(Stored data entries)

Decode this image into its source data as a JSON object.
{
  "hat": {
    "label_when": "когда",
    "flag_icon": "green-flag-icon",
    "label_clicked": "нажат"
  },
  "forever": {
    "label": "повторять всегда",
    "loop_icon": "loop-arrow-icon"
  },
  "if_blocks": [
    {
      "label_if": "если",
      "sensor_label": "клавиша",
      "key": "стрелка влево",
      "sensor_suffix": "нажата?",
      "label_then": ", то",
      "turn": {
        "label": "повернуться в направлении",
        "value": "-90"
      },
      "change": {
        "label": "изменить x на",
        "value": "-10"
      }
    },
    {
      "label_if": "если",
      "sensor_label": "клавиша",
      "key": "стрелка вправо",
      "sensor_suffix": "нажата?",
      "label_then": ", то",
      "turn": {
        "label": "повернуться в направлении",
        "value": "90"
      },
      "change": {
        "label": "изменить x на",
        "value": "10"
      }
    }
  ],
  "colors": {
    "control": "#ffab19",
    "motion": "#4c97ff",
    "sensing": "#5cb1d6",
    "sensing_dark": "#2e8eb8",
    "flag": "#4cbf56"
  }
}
...
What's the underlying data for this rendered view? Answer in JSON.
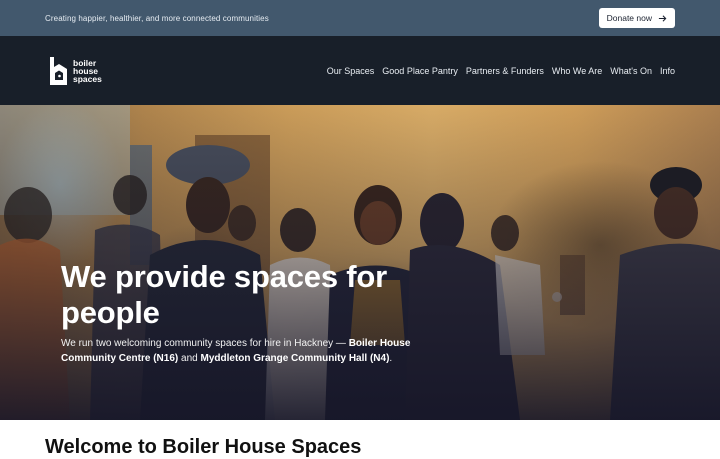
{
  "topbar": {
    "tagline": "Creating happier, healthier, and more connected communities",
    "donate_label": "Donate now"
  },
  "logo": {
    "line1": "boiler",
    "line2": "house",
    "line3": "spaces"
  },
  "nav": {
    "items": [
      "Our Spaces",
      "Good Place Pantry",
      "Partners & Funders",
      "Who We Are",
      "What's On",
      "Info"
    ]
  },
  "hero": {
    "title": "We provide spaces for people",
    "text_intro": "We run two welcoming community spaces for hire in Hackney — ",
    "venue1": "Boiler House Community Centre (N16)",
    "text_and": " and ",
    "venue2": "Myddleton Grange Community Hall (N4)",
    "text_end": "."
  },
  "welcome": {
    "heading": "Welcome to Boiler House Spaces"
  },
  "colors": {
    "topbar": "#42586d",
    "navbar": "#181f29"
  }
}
--
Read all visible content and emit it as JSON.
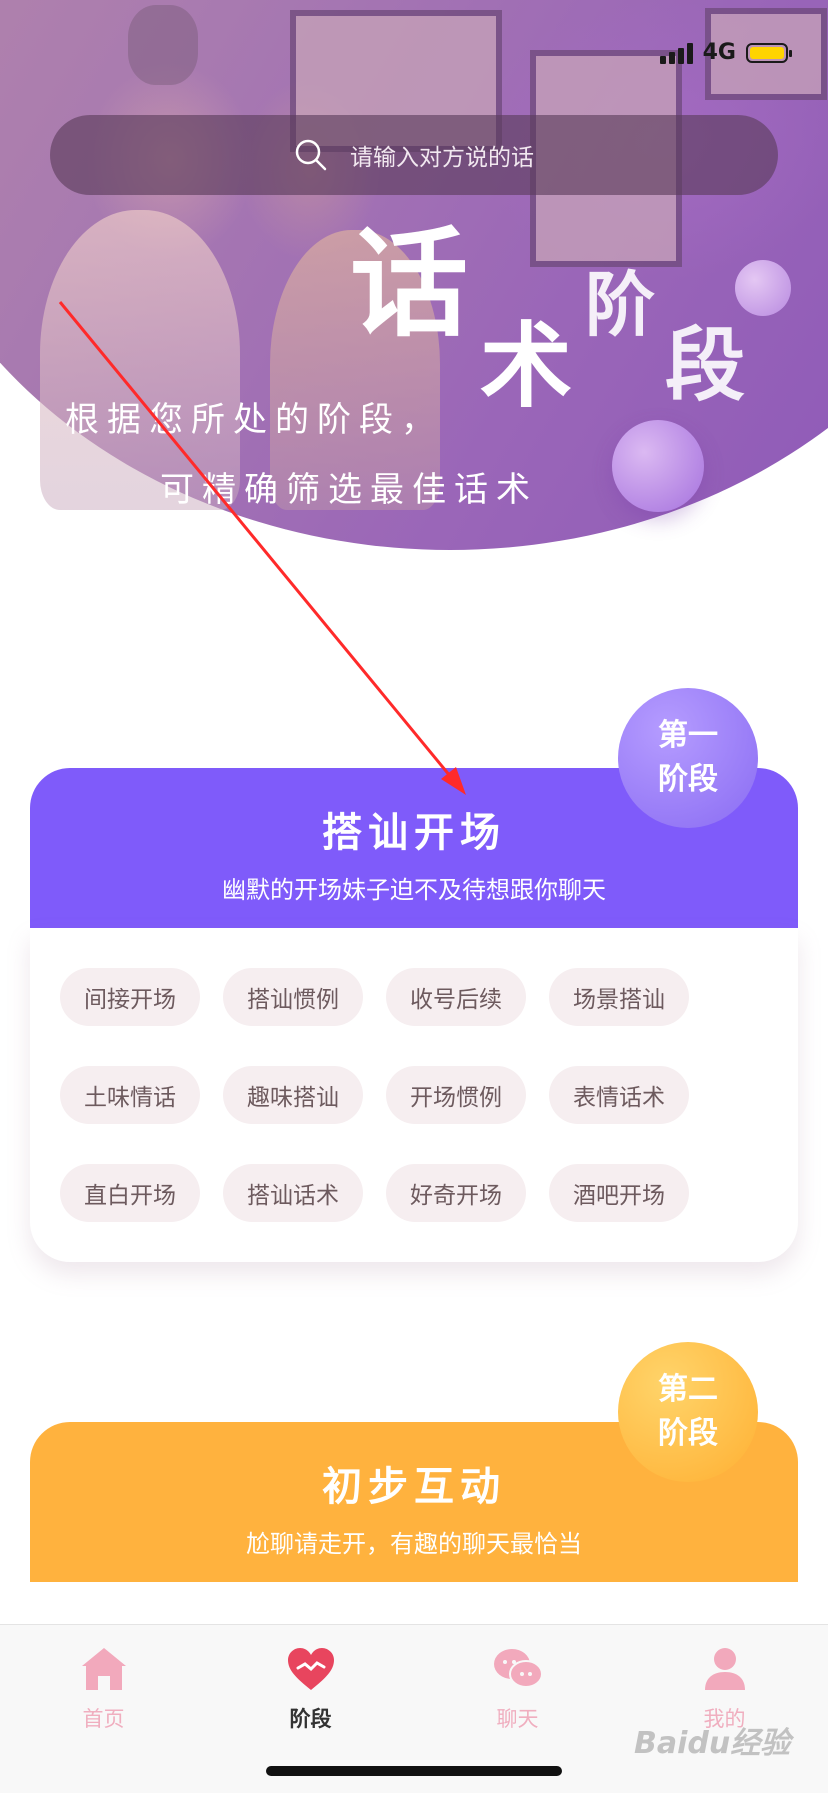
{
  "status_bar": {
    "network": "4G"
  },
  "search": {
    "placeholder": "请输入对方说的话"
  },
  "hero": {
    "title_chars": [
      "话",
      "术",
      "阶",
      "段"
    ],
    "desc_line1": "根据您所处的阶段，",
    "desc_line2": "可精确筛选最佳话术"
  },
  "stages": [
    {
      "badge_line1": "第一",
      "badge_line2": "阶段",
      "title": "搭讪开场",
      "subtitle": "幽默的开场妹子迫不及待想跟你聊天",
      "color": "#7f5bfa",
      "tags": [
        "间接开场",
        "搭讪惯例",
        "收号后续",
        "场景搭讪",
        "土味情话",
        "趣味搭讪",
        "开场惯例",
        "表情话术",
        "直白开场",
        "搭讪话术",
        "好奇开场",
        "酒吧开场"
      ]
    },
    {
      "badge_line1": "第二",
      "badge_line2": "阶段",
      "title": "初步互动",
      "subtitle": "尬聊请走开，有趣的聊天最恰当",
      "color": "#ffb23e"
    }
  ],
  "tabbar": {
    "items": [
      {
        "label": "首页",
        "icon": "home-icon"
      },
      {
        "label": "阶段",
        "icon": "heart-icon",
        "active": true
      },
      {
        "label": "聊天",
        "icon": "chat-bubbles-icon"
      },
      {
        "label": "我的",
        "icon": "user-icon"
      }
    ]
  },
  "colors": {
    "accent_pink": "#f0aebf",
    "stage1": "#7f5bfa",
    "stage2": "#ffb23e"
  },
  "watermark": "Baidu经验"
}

_INSTRUCTIONS TO FOLLOW_
Work out how many lines in the records above contain the word "What", and reply with that number alone.

_ANSWER TO THIS PROBLEM_
2